WHAT YOU WILL DO:
Restate the entries below verbatim.

Collected data entries:
------------------------------------------------
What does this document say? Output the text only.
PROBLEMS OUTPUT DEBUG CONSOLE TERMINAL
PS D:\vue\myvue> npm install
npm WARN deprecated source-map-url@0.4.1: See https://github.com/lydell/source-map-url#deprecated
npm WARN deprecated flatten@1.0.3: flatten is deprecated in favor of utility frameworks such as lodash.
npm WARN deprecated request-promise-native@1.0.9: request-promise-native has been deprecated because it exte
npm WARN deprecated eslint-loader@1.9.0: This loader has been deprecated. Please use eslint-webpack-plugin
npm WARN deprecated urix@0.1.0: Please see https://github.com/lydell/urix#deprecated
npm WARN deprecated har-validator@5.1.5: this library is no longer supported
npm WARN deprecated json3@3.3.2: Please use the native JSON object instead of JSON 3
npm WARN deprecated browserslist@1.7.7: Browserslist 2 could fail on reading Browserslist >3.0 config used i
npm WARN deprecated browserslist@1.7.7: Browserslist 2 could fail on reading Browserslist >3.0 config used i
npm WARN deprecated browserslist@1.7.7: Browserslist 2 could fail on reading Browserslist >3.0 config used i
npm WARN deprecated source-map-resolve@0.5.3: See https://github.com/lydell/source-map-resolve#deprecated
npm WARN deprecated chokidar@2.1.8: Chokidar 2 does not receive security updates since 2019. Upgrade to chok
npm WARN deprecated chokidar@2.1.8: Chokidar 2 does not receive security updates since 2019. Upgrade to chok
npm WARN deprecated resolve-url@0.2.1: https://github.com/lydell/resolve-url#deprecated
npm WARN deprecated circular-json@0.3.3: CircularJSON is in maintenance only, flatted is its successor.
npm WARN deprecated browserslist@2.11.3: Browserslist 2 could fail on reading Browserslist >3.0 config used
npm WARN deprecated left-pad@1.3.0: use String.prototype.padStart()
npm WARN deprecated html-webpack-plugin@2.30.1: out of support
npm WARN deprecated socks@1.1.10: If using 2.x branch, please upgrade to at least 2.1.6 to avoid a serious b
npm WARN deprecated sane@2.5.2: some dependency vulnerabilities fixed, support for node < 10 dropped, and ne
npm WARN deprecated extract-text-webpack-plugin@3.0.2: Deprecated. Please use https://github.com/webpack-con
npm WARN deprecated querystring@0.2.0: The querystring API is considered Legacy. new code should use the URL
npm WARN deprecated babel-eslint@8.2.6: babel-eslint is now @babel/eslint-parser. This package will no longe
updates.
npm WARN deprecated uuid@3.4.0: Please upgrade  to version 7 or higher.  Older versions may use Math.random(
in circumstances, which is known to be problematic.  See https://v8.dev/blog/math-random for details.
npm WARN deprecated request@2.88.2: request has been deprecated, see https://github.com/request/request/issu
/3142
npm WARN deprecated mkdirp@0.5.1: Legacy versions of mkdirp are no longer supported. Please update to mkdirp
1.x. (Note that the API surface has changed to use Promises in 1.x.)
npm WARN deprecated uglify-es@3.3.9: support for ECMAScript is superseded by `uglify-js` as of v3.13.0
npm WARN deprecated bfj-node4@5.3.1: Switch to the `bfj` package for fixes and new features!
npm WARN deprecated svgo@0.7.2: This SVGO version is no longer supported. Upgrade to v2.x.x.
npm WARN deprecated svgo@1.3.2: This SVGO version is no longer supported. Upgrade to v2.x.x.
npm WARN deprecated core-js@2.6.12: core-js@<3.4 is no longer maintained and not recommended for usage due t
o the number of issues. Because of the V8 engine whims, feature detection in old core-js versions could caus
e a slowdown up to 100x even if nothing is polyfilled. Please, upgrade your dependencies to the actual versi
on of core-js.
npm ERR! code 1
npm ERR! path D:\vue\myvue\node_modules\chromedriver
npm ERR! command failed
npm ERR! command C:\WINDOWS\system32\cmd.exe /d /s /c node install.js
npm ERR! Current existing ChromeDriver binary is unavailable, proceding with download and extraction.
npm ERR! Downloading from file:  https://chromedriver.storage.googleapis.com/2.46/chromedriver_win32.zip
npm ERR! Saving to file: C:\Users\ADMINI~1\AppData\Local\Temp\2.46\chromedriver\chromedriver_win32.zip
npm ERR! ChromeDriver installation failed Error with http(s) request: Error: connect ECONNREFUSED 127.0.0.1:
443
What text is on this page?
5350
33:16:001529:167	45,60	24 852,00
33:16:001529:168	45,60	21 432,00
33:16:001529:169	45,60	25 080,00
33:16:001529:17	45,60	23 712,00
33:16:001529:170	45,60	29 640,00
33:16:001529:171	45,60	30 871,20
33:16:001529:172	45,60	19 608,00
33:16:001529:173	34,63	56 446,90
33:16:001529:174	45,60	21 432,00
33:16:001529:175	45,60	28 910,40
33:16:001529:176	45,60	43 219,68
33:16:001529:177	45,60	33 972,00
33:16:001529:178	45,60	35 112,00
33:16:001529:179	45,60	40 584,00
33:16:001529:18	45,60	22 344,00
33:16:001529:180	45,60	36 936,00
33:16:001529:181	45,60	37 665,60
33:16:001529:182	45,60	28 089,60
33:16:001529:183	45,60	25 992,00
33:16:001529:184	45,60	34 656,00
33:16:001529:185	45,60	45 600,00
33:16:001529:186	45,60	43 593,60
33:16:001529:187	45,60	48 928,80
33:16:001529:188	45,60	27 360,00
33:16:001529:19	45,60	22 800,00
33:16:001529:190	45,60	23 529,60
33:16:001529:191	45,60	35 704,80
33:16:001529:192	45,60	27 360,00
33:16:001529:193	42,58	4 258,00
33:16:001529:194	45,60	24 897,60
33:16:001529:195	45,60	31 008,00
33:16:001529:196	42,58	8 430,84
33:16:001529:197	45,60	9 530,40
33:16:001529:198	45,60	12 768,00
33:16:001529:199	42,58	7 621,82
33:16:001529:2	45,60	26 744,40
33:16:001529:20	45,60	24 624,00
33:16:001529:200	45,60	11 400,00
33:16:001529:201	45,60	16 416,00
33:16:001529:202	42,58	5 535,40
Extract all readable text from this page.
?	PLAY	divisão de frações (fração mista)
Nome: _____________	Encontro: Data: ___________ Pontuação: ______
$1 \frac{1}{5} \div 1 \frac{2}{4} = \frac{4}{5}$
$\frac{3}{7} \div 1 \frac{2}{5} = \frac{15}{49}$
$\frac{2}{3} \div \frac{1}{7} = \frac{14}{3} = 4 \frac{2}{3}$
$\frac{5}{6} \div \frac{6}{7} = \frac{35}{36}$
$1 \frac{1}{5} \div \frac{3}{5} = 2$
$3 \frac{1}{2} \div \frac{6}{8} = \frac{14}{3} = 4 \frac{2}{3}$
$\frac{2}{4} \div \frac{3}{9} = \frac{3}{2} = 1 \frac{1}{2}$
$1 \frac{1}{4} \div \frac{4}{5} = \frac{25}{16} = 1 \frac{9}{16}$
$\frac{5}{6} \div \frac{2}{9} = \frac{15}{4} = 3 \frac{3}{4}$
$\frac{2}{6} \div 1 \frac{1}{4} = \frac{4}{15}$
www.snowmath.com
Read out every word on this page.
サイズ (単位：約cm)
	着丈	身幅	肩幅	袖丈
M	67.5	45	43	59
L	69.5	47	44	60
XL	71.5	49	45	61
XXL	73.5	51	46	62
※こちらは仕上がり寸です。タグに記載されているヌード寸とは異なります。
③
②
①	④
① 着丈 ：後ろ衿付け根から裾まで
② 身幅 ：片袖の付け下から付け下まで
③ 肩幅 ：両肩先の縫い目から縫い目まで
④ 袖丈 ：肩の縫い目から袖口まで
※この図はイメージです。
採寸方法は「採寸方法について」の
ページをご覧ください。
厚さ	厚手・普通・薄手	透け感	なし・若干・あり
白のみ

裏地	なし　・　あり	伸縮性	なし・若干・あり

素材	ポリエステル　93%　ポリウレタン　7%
------------------------------------------------
FINISHED TASK:
What does this document say? Output the text only.
PROBLEMS OUTPUT DEBUG CONSOLE TERMINAL
PS D:\vue\myvue> npm install
npm WARN deprecated source-map-url@0.4.1: See https://github.com/lydell/source-map-url#deprecated
npm WARN deprecated flatten@1.0.3: flatten is deprecated in favor of utility frameworks such as lodash.
npm WARN deprecated request-promise-native@1.0.9: request-promise-native has been deprecated because it exte
npm WARN deprecated eslint-loader@1.9.0: This loader has been deprecated. Please use eslint-webpack-plugin
npm WARN deprecated urix@0.1.0: Please see https://github.com/lydell/urix#deprecated
npm WARN deprecated har-validator@5.1.5: this library is no longer supported
npm WARN deprecated json3@3.3.2: Please use the native JSON object instead of JSON 3
npm WARN deprecated browserslist@1.7.7: Browserslist 2 could fail on reading Browserslist >3.0 config used i
npm WARN deprecated browserslist@1.7.7: Browserslist 2 could fail on reading Browserslist >3.0 config used i
npm WARN deprecated browserslist@1.7.7: Browserslist 2 could fail on reading Browserslist >3.0 config used i
npm WARN deprecated source-map-resolve@0.5.3: See https://github.com/lydell/source-map-resolve#deprecated
npm WARN deprecated chokidar@2.1.8: Chokidar 2 does not receive security updates since 2019. Upgrade to chok
npm WARN deprecated chokidar@2.1.8: Chokidar 2 does not receive security updates since 2019. Upgrade to chok
npm WARN deprecated resolve-url@0.2.1: https://github.com/lydell/resolve-url#deprecated
npm WARN deprecated circular-json@0.3.3: CircularJSON is in maintenance only, flatted is its successor.
npm WARN deprecated browserslist@2.11.3: Browserslist 2 could fail on reading Browserslist >3.0 config used
npm WARN deprecated left-pad@1.3.0: use String.prototype.padStart()
npm WARN deprecated html-webpack-plugin@2.30.1: out of support
npm WARN deprecated socks@1.1.10: If using 2.x branch, please upgrade to at least 2.1.6 to avoid a serious b
npm WARN deprecated sane@2.5.2: some dependency vulnerabilities fixed, support for node < 10 dropped, and ne
npm WARN deprecated extract-text-webpack-plugin@3.0.2: Deprecated. Please use https://github.com/webpack-con
npm WARN deprecated querystring@0.2.0: The querystring API is considered Legacy. new code should use the URL
npm WARN deprecated babel-eslint@8.2.6: babel-eslint is now @babel/eslint-parser. This package will no longe
updates.
npm WARN deprecated uuid@3.4.0: Please upgrade  to version 7 or higher.  Older versions may use Math.random(
in circumstances, which is known to be problematic.  See https://v8.dev/blog/math-random for details.
npm WARN deprecated request@2.88.2: request has been deprecated, see https://github.com/request/request/issu
/3142
npm WARN deprecated mkdirp@0.5.1: Legacy versions of mkdirp are no longer supported. Please update to mkdirp
1.x. (Note that the API surface has changed to use Promises in 1.x.)
npm WARN deprecated uglify-es@3.3.9: support for ECMAScript is superseded by `uglify-js` as of v3.13.0
npm WARN deprecated bfj-node4@5.3.1: Switch to the `bfj` package for fixes and new features!
npm WARN deprecated svgo@0.7.2: This SVGO version is no longer supported. Upgrade to v2.x.x.
npm WARN deprecated svgo@1.3.2: This SVGO version is no longer supported. Upgrade to v2.x.x.
npm WARN deprecated core-js@2.6.12: core-js@<3.4 is no longer maintained and not recommended for usage due t
o the number of issues. Because of the V8 engine whims, feature detection in old core-js versions could caus
e a slowdown up to 100x even if nothing is polyfilled. Please, upgrade your dependencies to the actual versi
on of core-js.
npm ERR! code 1
npm ERR! path D:\vue\myvue\node_modules\chromedriver
npm ERR! command failed
npm ERR! command C:\WINDOWS\system32\cmd.exe /d /s /c node install.js
npm ERR! Current existing ChromeDriver binary is unavailable, proceding with download and extraction.
npm ERR! Downloading from file:  https://chromedriver.storage.googleapis.com/2.46/chromedriver_win32.zip
npm ERR! Saving to file: C:\Users\ADMINI~1\AppData\Local\Temp\2.46\chromedriver\chromedriver_win32.zip
npm ERR! ChromeDriver installation failed Error with http(s) request: Error: connect ECONNREFUSED 127.0.0.1:
443
What text is on this page?
5350
33:16:001529:167	45,60	24 852,00
33:16:001529:168	45,60	21 432,00
33:16:001529:169	45,60	25 080,00
33:16:001529:17	45,60	23 712,00
33:16:001529:170	45,60	29 640,00
33:16:001529:171	45,60	30 871,20
33:16:001529:172	45,60	19 608,00
33:16:001529:173	34,63	56 446,90
33:16:001529:174	45,60	21 432,00
33:16:001529:175	45,60	28 910,40
33:16:001529:176	45,60	43 219,68
33:16:001529:177	45,60	33 972,00
33:16:001529:178	45,60	35 112,00
33:16:001529:179	45,60	40 584,00
33:16:001529:18	45,60	22 344,00
33:16:001529:180	45,60	36 936,00
33:16:001529:181	45,60	37 665,60
33:16:001529:182	45,60	28 089,60
33:16:001529:183	45,60	25 992,00
33:16:001529:184	45,60	34 656,00
33:16:001529:185	45,60	45 600,00
33:16:001529:186	45,60	43 593,60
33:16:001529:187	45,60	48 928,80
33:16:001529:188	45,60	27 360,00
33:16:001529:19	45,60	22 800,00
33:16:001529:190	45,60	23 529,60
33:16:001529:191	45,60	35 704,80
33:16:001529:192	45,60	27 360,00
33:16:001529:193	42,58	4 258,00
33:16:001529:194	45,60	24 897,60
33:16:001529:195	45,60	31 008,00
33:16:001529:196	42,58	8 430,84
33:16:001529:197	45,60	9 530,40
33:16:001529:198	45,60	12 768,00
33:16:001529:199	42,58	7 621,82
33:16:001529:2	45,60	26 744,40
33:16:001529:20	45,60	24 624,00
33:16:001529:200	45,60	11 400,00
33:16:001529:201	45,60	16 416,00
33:16:001529:202	42,58	5 535,40
Extract all readable text from this page.
?	PLAY	divisão de frações (fração mista)
Nome: _____________	Encontro: Data: ___________ Pontuação: ______
$1 \frac{1}{5} \div 1 \frac{2}{4} = \frac{4}{5}$
$\frac{3}{7} \div 1 \frac{2}{5} = \frac{15}{49}$
$\frac{2}{3} \div \frac{1}{7} = \frac{14}{3} = 4 \frac{2}{3}$
$\frac{5}{6} \div \frac{6}{7} = \frac{35}{36}$
$1 \frac{1}{5} \div \frac{3}{5} = 2$
$3 \frac{1}{2} \div \frac{6}{8} = \frac{14}{3} = 4 \frac{2}{3}$
$\frac{2}{4} \div \frac{3}{9} = \frac{3}{2} = 1 \frac{1}{2}$
$1 \frac{1}{4} \div \frac{4}{5} = \frac{25}{16} = 1 \frac{9}{16}$
$\frac{5}{6} \div \frac{2}{9} = \frac{15}{4} = 3 \frac{3}{4}$
$\frac{2}{6} \div 1 \frac{1}{4} = \frac{4}{15}$
www.snowmath.com
Read out every word on this page.
サイズ (単位：約cm)
	着丈	身幅	肩幅	袖丈
M	67.5	45	43	59
L	69.5	47	44	60
XL	71.5	49	45	61
XXL	73.5	51	46	62
※こちらは仕上がり寸です。タグに記載されているヌード寸とは異なります。
③
②
①	④
① 着丈 ：後ろ衿付け根から裾まで
② 身幅 ：片袖の付け下から付け下まで
③ 肩幅 ：両肩先の縫い目から縫い目まで
④ 袖丈 ：肩の縫い目から袖口まで
※この図はイメージです。
採寸方法は「採寸方法について」の
ページをご覧ください。
厚さ	厚手・普通・薄手	透け感	なし・若干・あり
白のみ

裏地	なし　・　あり	伸縮性	なし・若干・あり

素材	ポリエステル　93%　ポリウレタン　7%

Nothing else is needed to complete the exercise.